» **Challenge**
Write out all lines holding the word "Rock".

━━━ Task inputs ━━━

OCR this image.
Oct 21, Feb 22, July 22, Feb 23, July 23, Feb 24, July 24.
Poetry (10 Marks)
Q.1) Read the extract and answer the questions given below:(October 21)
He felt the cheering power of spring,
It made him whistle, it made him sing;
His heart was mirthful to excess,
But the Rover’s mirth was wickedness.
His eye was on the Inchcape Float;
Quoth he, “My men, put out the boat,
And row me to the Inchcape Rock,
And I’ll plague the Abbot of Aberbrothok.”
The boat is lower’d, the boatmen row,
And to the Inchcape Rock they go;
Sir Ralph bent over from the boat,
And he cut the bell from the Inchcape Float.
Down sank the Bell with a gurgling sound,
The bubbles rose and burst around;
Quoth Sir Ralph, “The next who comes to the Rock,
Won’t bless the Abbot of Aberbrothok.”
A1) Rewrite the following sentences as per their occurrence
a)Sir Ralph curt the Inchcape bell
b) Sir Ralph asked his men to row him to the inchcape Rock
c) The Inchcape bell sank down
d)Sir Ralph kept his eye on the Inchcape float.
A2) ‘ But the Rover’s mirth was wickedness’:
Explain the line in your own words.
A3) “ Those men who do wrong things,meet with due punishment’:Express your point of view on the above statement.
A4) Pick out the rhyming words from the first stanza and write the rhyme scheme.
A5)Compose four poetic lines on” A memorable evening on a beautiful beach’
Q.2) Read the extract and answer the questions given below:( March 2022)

━━━

» **Exercise answer**
And row me to the Inchcape Rock,
And to the Inchcape Rock they go;
Quoth Sir Ralph, “The next who comes to the Rock,
b) Sir Ralph asked his men to row him to the inchcape Rock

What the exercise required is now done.